* What the task asks *
Every record should be written out exactly, please.
** Begin Extracted records **
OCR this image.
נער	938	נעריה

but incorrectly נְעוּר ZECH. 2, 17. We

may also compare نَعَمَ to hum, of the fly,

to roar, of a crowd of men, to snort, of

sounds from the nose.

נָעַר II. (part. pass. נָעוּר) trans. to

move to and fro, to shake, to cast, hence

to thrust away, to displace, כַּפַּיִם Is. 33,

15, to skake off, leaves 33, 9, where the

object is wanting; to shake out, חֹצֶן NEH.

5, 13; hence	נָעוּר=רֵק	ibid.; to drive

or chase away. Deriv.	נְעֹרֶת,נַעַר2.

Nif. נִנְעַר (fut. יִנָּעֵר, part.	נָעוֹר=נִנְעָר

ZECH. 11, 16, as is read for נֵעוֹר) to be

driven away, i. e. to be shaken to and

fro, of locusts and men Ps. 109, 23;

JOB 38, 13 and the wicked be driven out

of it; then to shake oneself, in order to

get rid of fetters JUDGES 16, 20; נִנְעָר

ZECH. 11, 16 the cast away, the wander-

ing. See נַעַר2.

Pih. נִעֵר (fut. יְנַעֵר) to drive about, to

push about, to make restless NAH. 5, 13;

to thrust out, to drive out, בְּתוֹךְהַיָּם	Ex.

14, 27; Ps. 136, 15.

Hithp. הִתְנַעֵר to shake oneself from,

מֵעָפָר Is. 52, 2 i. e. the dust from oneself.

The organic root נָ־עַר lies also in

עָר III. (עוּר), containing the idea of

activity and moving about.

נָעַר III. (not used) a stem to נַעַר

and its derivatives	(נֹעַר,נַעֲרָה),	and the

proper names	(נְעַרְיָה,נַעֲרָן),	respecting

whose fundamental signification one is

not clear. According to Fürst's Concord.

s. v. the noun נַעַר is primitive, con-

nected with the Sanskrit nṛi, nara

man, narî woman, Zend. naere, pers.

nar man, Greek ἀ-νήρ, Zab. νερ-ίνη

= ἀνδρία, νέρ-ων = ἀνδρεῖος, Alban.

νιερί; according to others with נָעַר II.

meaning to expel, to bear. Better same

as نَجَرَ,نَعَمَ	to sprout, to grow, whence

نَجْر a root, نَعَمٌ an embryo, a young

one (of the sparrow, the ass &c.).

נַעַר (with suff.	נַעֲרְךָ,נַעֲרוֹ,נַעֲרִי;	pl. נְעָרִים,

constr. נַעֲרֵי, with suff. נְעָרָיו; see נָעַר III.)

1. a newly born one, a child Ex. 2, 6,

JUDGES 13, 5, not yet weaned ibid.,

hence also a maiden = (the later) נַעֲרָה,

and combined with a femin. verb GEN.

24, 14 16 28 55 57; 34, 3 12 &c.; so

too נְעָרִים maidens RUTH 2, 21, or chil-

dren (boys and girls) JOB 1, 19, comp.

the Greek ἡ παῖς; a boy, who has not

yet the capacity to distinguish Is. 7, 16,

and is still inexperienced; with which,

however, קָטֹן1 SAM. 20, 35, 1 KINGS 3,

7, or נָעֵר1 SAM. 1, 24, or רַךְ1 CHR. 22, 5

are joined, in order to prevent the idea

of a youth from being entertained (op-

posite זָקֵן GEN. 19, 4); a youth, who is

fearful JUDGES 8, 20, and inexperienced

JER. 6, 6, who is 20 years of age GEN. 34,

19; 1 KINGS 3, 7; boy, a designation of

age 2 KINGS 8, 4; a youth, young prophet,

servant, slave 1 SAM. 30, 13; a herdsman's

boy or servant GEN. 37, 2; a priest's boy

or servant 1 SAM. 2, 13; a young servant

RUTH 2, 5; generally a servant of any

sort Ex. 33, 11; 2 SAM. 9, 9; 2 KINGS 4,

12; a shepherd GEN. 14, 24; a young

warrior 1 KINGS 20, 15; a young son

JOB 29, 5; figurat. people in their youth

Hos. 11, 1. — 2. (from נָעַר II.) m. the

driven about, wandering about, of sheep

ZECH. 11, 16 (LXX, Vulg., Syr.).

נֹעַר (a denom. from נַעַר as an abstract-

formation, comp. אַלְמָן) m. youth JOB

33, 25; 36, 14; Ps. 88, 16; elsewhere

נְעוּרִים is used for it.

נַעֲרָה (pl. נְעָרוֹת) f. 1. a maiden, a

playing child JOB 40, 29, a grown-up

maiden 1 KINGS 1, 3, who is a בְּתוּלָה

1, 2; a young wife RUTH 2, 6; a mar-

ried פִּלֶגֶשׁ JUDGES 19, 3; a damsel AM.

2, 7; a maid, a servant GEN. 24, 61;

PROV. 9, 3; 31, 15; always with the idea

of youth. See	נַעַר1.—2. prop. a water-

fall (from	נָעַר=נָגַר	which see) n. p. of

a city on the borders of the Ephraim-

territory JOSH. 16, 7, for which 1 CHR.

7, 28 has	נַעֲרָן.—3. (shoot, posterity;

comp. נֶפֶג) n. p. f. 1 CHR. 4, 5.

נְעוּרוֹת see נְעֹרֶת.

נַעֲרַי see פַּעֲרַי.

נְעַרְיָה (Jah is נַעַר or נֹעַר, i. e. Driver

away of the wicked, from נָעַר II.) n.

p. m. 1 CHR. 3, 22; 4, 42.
** End Extracted records **
* Response for this exercise *
OCR this image.
נער	938	נעריה

but incorrectly נְעוּר ZECH. 2, 17. We

may also compare نَعَمَ to hum, of the fly,

to roar, of a crowd of men, to snort, of

sounds from the nose.

נָעַר II. (part. pass. נָעוּר) trans. to

move to and fro, to shake, to cast, hence

to thrust away, to displace, כַּפַּיִם Is. 33,

15, to skake off, leaves 33, 9, where the

object is wanting; to shake out, חֹצֶן NEH.

5, 13; hence	נָעוּר=רֵק	ibid.; to drive

or chase away. Deriv.	נְעֹרֶת,נַעַר2.

Nif. נִנְעַר (fut. יִנָּעֵר, part.	נָעוֹר=נִנְעָר

ZECH. 11, 16, as is read for נֵעוֹר) to be

driven away, i. e. to be shaken to and

fro, of locusts and men Ps. 109, 23;

JOB 38, 13 and the wicked be driven out

of it; then to shake oneself, in order to

get rid of fetters JUDGES 16, 20; נִנְעָר

ZECH. 11, 16 the cast away, the wander-

ing. See נַעַר2.

Pih. נִעֵר (fut. יְנַעֵר) to drive about, to

push about, to make restless NAH. 5, 13;

to thrust out, to drive out, בְּתוֹךְהַיָּם	Ex.

14, 27; Ps. 136, 15.

Hithp. הִתְנַעֵר to shake oneself from,

מֵעָפָר Is. 52, 2 i. e. the dust from oneself.

The organic root נָ־עַר lies also in

עָר III. (עוּר), containing the idea of

activity and moving about.

נָעַר III. (not used) a stem to נַעַר

and its derivatives	(נֹעַר,נַעֲרָה),	and the

proper names	(נְעַרְיָה,נַעֲרָן),	respecting

whose fundamental signification one is

not clear. According to Fürst's Concord.

s. v. the noun נַעַר is primitive, con-

nected with the Sanskrit nṛi, nara

man, narî woman, Zend. naere, pers.

nar man, Greek ἀ-νήρ, Zab. νερ-ίνη

= ἀνδρία, νέρ-ων = ἀνδρεῖος, Alban.

νιερί; according to others with נָעַר II.

meaning to expel, to bear. Better same

as نَجَرَ,نَعَمَ	to sprout, to grow, whence

نَجْر a root, نَعَمٌ an embryo, a young

one (of the sparrow, the ass &c.).

נַעַר (with suff.	נַעֲרְךָ,נַעֲרוֹ,נַעֲרִי;	pl. נְעָרִים,

constr. נַעֲרֵי, with suff. נְעָרָיו; see נָעַר III.)

1. a newly born one, a child Ex. 2, 6,

JUDGES 13, 5, not yet weaned ibid.,

hence also a maiden = (the later) נַעֲרָה,

and combined with a femin. verb GEN.

24, 14 16 28 55 57; 34, 3 12 &c.; so

too נְעָרִים maidens RUTH 2, 21, or chil-

dren (boys and girls) JOB 1, 19, comp.

the Greek ἡ παῖς; a boy, who has not

yet the capacity to distinguish Is. 7, 16,

and is still inexperienced; with which,

however, קָטֹן1 SAM. 20, 35, 1 KINGS 3,

7, or נָעֵר1 SAM. 1, 24, or רַךְ1 CHR. 22, 5

are joined, in order to prevent the idea

of a youth from being entertained (op-

posite זָקֵן GEN. 19, 4); a youth, who is

fearful JUDGES 8, 20, and inexperienced

JER. 6, 6, who is 20 years of age GEN. 34,

19; 1 KINGS 3, 7; boy, a designation of

age 2 KINGS 8, 4; a youth, young prophet,

servant, slave 1 SAM. 30, 13; a herdsman's

boy or servant GEN. 37, 2; a priest's boy

or servant 1 SAM. 2, 13; a young servant

RUTH 2, 5; generally a servant of any

sort Ex. 33, 11; 2 SAM. 9, 9; 2 KINGS 4,

12; a shepherd GEN. 14, 24; a young

warrior 1 KINGS 20, 15; a young son

JOB 29, 5; figurat. people in their youth

Hos. 11, 1. — 2. (from נָעַר II.) m. the

driven about, wandering about, of sheep

ZECH. 11, 16 (LXX, Vulg., Syr.).

נֹעַר (a denom. from נַעַר as an abstract-

formation, comp. אַלְמָן) m. youth JOB

33, 25; 36, 14; Ps. 88, 16; elsewhere

נְעוּרִים is used for it.

נַעֲרָה (pl. נְעָרוֹת) f. 1. a maiden, a

playing child JOB 40, 29, a grown-up

maiden 1 KINGS 1, 3, who is a בְּתוּלָה

1, 2; a young wife RUTH 2, 6; a mar-

ried פִּלֶגֶשׁ JUDGES 19, 3; a damsel AM.

2, 7; a maid, a servant GEN. 24, 61;

PROV. 9, 3; 31, 15; always with the idea

of youth. See	נַעַר1.—2. prop. a water-

fall (from	נָעַר=נָגַר	which see) n. p. of

a city on the borders of the Ephraim-

territory JOSH. 16, 7, for which 1 CHR.

7, 28 has	נַעֲרָן.—3. (shoot, posterity;

comp. נֶפֶג) n. p. f. 1 CHR. 4, 5.

נְעוּרוֹת see נְעֹרֶת.

נַעֲרַי see פַּעֲרַי.

נְעַרְיָה (Jah is נַעַר or נֹעַר, i. e. Driver

away of the wicked, from נָעַר II.) n.

p. m. 1 CHR. 3, 22; 4, 42.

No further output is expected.